(Dataset entries)
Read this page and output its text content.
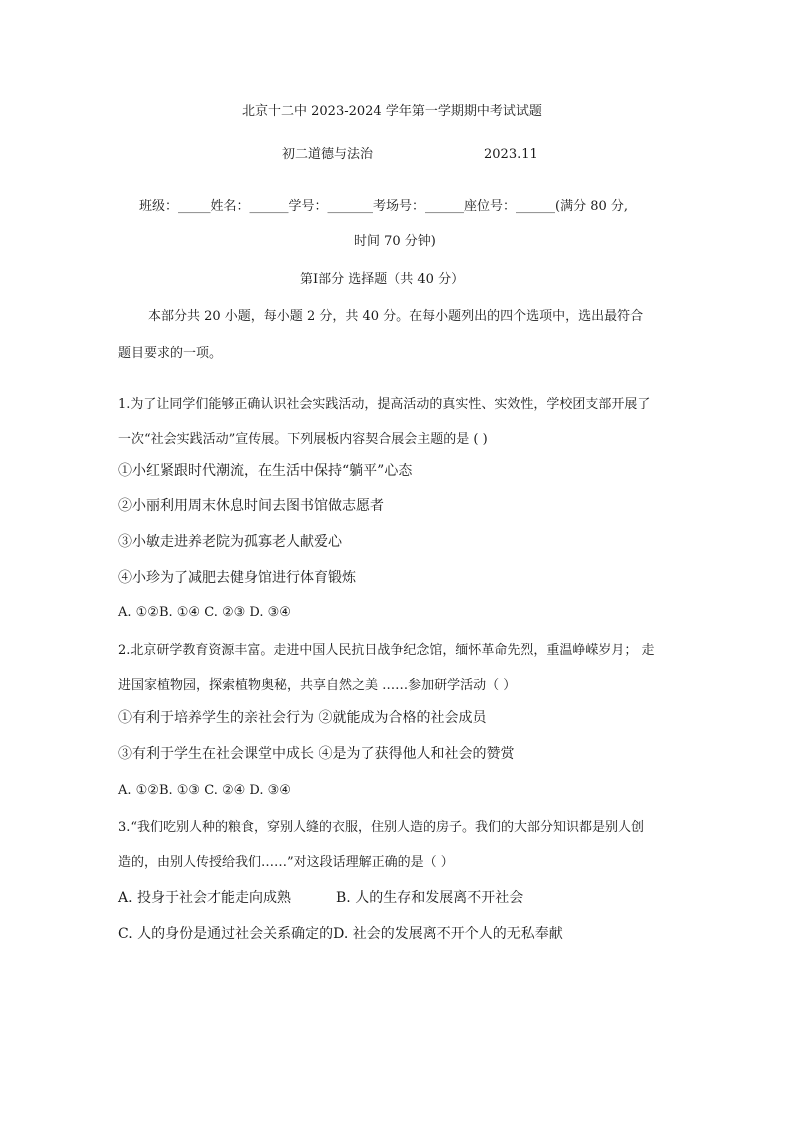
北京十二中 2023-2024 学年第一学期期中考试试题
初二道德与法治	2023.11
班级：_____姓名：______学号：_______考场号：______座位号：______(满分 80 分,
时间 70 分钟)
第Ⅰ部分 选择题（共 40 分）
本部分共 20 小题，每小题 2 分，共 40 分。在每小题列出的四个选项中，选出最符合
题目要求的一项。
1.为了让同学们能够正确认识社会实践活动，提高活动的真实性、实效性，学校团支部开展了
一次“社会实践活动”宣传展。下列展板内容契合展会主题的是 ( )
①小红紧跟时代潮流，在生活中保持“躺平”心态
②小丽利用周末休息时间去图书馆做志愿者
③小敏走进养老院为孤寡老人献爱心
④小珍为了减肥去健身馆进行体育锻炼
A. ①②B. ①④ C. ②③ D. ③④
2.北京研学教育资源丰富。走进中国人民抗日战争纪念馆，缅怀革命先烈，重温峥嵘岁月； 走
进国家植物园，探索植物奥秘，共享自然之美 ……参加研学活动（ ）
①有利于培养学生的亲社会行为 ②就能成为合格的社会成员
③有利于学生在社会课堂中成长 ④是为了获得他人和社会的赞赏
A. ①②B. ①③ C. ②④ D. ③④
3.“我们吃别人种的粮食，穿别人缝的衣服，住别人造的房子。我们的大部分知识都是别人创
造的，由别人传授给我们……”对这段话理解正确的是（ ）
A. 投身于社会才能走向成熟	B. 人的生存和发展离不开社会
C. 人的身份是通过社会关系确定的D. 社会的发展离不开个人的无私奉献
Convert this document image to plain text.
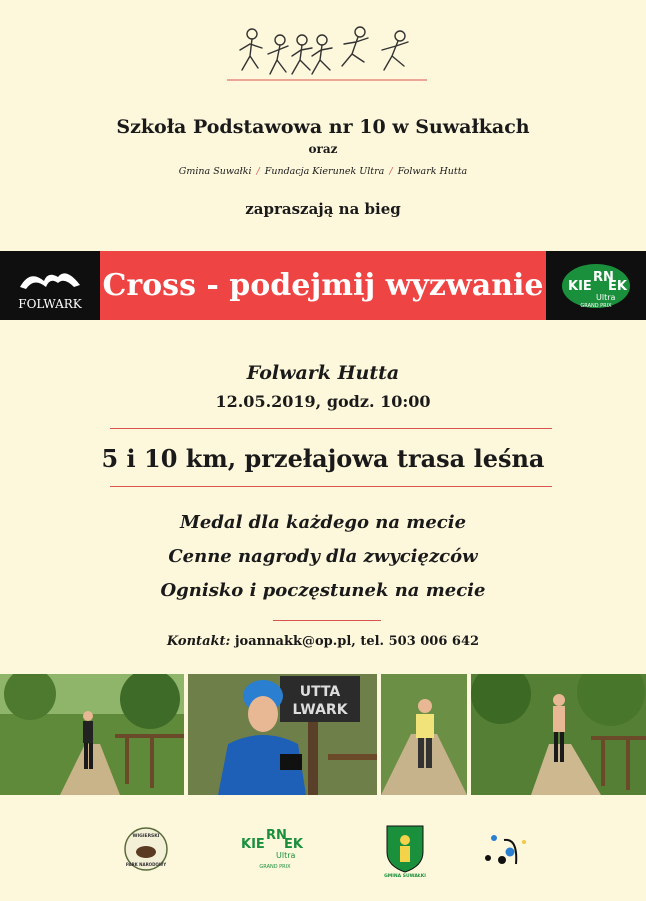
Szkoła Podstawowa nr 10 w Suwałkach
oraz
Gmina Suwałki / Fundacja Kierunek Ultra / Folwark Hutta
zapraszają na bieg
FOLWARK
Cross - podejmij wyzwanie KIE
RN
EK
Ultra
GRAND PRIX
Folwark Hutta
12.05.2019, godz. 10:00
5 i 10 km, przełajowa trasa leśna
Medal dla każdego na mecie
Cenne nagrody dla zwycięzców
Ognisko i poczęstunek na mecie
Kontakt: joannakk@op.pl, tel. 503 006 642
UTTA
LWARK
WIGIERSKI
PARK NARODOWY
KIE
RN
EK
Ultra
GRAND PRIX
GMINA SUWAŁKI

**DIRECTION**.
Your task is to transcribe all of the records precisely, with no images included.

**EXERCISE SOLUTION**.
Read this page and output its text content.
北京十二中 2023-2024 学年第一学期期中考试试题
初二道德与法治	2023.11
班级：_____姓名：______学号：_______考场号：______座位号：______(满分 80 分,
时间 70 分钟)
第Ⅰ部分 选择题（共 40 分）
本部分共 20 小题，每小题 2 分，共 40 分。在每小题列出的四个选项中，选出最符合
题目要求的一项。
1.为了让同学们能够正确认识社会实践活动，提高活动的真实性、实效性，学校团支部开展了
一次“社会实践活动”宣传展。下列展板内容契合展会主题的是 ( )
①小红紧跟时代潮流，在生活中保持“躺平”心态
②小丽利用周末休息时间去图书馆做志愿者
③小敏走进养老院为孤寡老人献爱心
④小珍为了减肥去健身馆进行体育锻炼
A. ①②B. ①④ C. ②③ D. ③④
2.北京研学教育资源丰富。走进中国人民抗日战争纪念馆，缅怀革命先烈，重温峥嵘岁月； 走
进国家植物园，探索植物奥秘，共享自然之美 ……参加研学活动（ ）
①有利于培养学生的亲社会行为 ②就能成为合格的社会成员
③有利于学生在社会课堂中成长 ④是为了获得他人和社会的赞赏
A. ①②B. ①③ C. ②④ D. ③④
3.“我们吃别人种的粮食，穿别人缝的衣服，住别人造的房子。我们的大部分知识都是别人创
造的，由别人传授给我们……”对这段话理解正确的是（ ）
A. 投身于社会才能走向成熟	B. 人的生存和发展离不开社会
C. 人的身份是通过社会关系确定的D. 社会的发展离不开个人的无私奉献
Convert this document image to plain text.
Szkoła Podstawowa nr 10 w Suwałkach
oraz
Gmina Suwałki / Fundacja Kierunek Ultra / Folwark Hutta
zapraszają na bieg
FOLWARK
Cross - podejmij wyzwanie KIE
RN
EK
Ultra
GRAND PRIX
Folwark Hutta
12.05.2019, godz. 10:00
5 i 10 km, przełajowa trasa leśna
Medal dla każdego na mecie
Cenne nagrody dla zwycięzców
Ognisko i poczęstunek na mecie
Kontakt: joannakk@op.pl, tel. 503 006 642
UTTA
LWARK
WIGIERSKI
PARK NARODOWY
KIE
RN
EK
Ultra
GRAND PRIX
GMINA SUWAŁKI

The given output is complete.